DATA PROVIDED:
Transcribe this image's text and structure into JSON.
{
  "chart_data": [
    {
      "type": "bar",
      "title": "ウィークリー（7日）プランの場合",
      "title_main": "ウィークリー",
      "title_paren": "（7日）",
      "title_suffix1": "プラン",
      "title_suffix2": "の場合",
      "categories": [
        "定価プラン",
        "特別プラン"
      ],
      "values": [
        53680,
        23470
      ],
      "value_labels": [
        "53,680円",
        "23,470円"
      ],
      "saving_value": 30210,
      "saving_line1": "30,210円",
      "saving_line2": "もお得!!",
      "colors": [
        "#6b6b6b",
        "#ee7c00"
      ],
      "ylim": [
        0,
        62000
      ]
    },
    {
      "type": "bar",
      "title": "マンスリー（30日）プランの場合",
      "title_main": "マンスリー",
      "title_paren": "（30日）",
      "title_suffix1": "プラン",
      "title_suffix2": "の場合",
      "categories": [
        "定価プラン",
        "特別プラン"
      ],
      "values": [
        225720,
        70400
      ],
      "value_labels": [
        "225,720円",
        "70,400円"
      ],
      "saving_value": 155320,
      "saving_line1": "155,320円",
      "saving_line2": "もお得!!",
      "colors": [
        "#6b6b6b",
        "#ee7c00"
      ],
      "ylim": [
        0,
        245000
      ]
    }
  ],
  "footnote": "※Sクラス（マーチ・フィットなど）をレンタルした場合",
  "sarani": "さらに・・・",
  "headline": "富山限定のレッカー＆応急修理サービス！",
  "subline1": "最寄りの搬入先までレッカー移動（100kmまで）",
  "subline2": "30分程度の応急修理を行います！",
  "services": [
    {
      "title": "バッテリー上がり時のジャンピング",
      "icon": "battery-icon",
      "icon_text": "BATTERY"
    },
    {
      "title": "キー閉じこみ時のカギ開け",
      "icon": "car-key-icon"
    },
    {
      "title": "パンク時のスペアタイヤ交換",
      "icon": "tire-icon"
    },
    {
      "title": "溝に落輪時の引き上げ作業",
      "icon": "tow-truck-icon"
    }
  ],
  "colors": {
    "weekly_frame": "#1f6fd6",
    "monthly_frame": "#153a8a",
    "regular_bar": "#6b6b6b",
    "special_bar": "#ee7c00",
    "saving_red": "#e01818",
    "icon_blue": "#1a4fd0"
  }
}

WHAT IS NEEDED: Print every line of the records exactly. Omit nothing.

FINISHED TASK:
Transcribe this image's text and structure into JSON.
{
  "chart_data": [
    {
      "type": "bar",
      "title": "ウィークリー（7日）プランの場合",
      "title_main": "ウィークリー",
      "title_paren": "（7日）",
      "title_suffix1": "プラン",
      "title_suffix2": "の場合",
      "categories": [
        "定価プラン",
        "特別プラン"
      ],
      "values": [
        53680,
        23470
      ],
      "value_labels": [
        "53,680円",
        "23,470円"
      ],
      "saving_value": 30210,
      "saving_line1": "30,210円",
      "saving_line2": "もお得!!",
      "colors": [
        "#6b6b6b",
        "#ee7c00"
      ],
      "ylim": [
        0,
        62000
      ]
    },
    {
      "type": "bar",
      "title": "マンスリー（30日）プランの場合",
      "title_main": "マンスリー",
      "title_paren": "（30日）",
      "title_suffix1": "プラン",
      "title_suffix2": "の場合",
      "categories": [
        "定価プラン",
        "特別プラン"
      ],
      "values": [
        225720,
        70400
      ],
      "value_labels": [
        "225,720円",
        "70,400円"
      ],
      "saving_value": 155320,
      "saving_line1": "155,320円",
      "saving_line2": "もお得!!",
      "colors": [
        "#6b6b6b",
        "#ee7c00"
      ],
      "ylim": [
        0,
        245000
      ]
    }
  ],
  "footnote": "※Sクラス（マーチ・フィットなど）をレンタルした場合",
  "sarani": "さらに・・・",
  "headline": "富山限定のレッカー＆応急修理サービス！",
  "subline1": "最寄りの搬入先までレッカー移動（100kmまで）",
  "subline2": "30分程度の応急修理を行います！",
  "services": [
    {
      "title": "バッテリー上がり時のジャンピング",
      "icon": "battery-icon",
      "icon_text": "BATTERY"
    },
    {
      "title": "キー閉じこみ時のカギ開け",
      "icon": "car-key-icon"
    },
    {
      "title": "パンク時のスペアタイヤ交換",
      "icon": "tire-icon"
    },
    {
      "title": "溝に落輪時の引き上げ作業",
      "icon": "tow-truck-icon"
    }
  ],
  "colors": {
    "weekly_frame": "#1f6fd6",
    "monthly_frame": "#153a8a",
    "regular_bar": "#6b6b6b",
    "special_bar": "#ee7c00",
    "saving_red": "#e01818",
    "icon_blue": "#1a4fd0"
  }
}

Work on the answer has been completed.